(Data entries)
'''

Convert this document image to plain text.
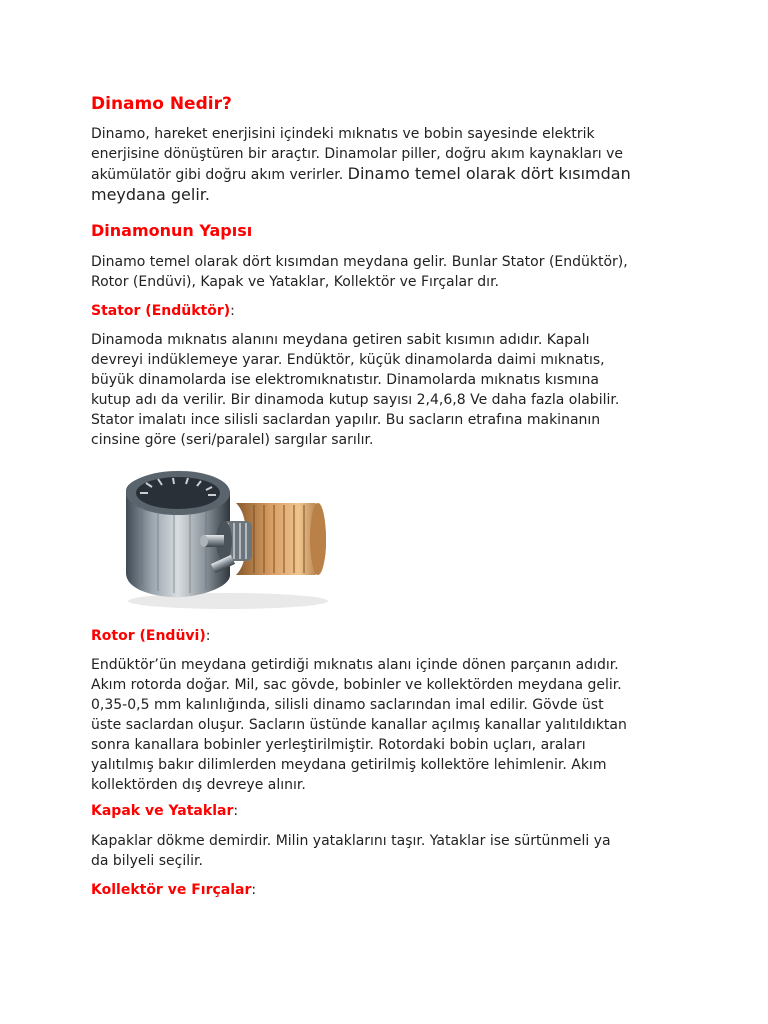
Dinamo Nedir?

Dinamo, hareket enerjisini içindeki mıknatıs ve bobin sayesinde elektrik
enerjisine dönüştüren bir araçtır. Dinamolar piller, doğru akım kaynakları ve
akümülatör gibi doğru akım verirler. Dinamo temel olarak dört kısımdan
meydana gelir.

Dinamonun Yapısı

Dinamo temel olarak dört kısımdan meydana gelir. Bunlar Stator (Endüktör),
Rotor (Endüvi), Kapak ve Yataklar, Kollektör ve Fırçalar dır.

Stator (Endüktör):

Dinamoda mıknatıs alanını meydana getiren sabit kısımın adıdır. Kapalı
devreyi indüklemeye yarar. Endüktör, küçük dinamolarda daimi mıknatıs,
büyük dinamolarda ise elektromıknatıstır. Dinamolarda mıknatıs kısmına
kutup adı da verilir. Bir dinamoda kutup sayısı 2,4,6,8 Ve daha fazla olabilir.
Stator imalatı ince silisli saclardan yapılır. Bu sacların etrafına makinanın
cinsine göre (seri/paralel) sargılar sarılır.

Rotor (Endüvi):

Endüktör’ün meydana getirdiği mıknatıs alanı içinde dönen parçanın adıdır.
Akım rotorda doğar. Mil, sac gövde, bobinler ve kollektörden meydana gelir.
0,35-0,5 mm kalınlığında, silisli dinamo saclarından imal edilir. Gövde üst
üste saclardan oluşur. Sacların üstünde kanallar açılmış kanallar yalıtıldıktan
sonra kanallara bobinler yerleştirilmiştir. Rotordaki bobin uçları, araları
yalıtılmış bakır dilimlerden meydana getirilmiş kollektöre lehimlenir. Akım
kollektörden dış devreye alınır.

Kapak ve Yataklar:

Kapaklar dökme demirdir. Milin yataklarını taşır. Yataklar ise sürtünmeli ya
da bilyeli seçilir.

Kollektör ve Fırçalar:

'''

→ TASK BRIEF
Copy the entries exactly. Leave out the images.

→ RESPONSE
Convert this document image to plain text.
Dinamo Nedir?

Dinamo, hareket enerjisini içindeki mıknatıs ve bobin sayesinde elektrik
enerjisine dönüştüren bir araçtır. Dinamolar piller, doğru akım kaynakları ve
akümülatör gibi doğru akım verirler. Dinamo temel olarak dört kısımdan
meydana gelir.

Dinamonun Yapısı

Dinamo temel olarak dört kısımdan meydana gelir. Bunlar Stator (Endüktör),
Rotor (Endüvi), Kapak ve Yataklar, Kollektör ve Fırçalar dır.

Stator (Endüktör):

Dinamoda mıknatıs alanını meydana getiren sabit kısımın adıdır. Kapalı
devreyi indüklemeye yarar. Endüktör, küçük dinamolarda daimi mıknatıs,
büyük dinamolarda ise elektromıknatıstır. Dinamolarda mıknatıs kısmına
kutup adı da verilir. Bir dinamoda kutup sayısı 2,4,6,8 Ve daha fazla olabilir.
Stator imalatı ince silisli saclardan yapılır. Bu sacların etrafına makinanın
cinsine göre (seri/paralel) sargılar sarılır.

Rotor (Endüvi):

Endüktör’ün meydana getirdiği mıknatıs alanı içinde dönen parçanın adıdır.
Akım rotorda doğar. Mil, sac gövde, bobinler ve kollektörden meydana gelir.
0,35-0,5 mm kalınlığında, silisli dinamo saclarından imal edilir. Gövde üst
üste saclardan oluşur. Sacların üstünde kanallar açılmış kanallar yalıtıldıktan
sonra kanallara bobinler yerleştirilmiştir. Rotordaki bobin uçları, araları
yalıtılmış bakır dilimlerden meydana getirilmiş kollektöre lehimlenir. Akım
kollektörden dış devreye alınır.

Kapak ve Yataklar:

Kapaklar dökme demirdir. Milin yataklarını taşır. Yataklar ise sürtünmeli ya
da bilyeli seçilir.

Kollektör ve Fırçalar:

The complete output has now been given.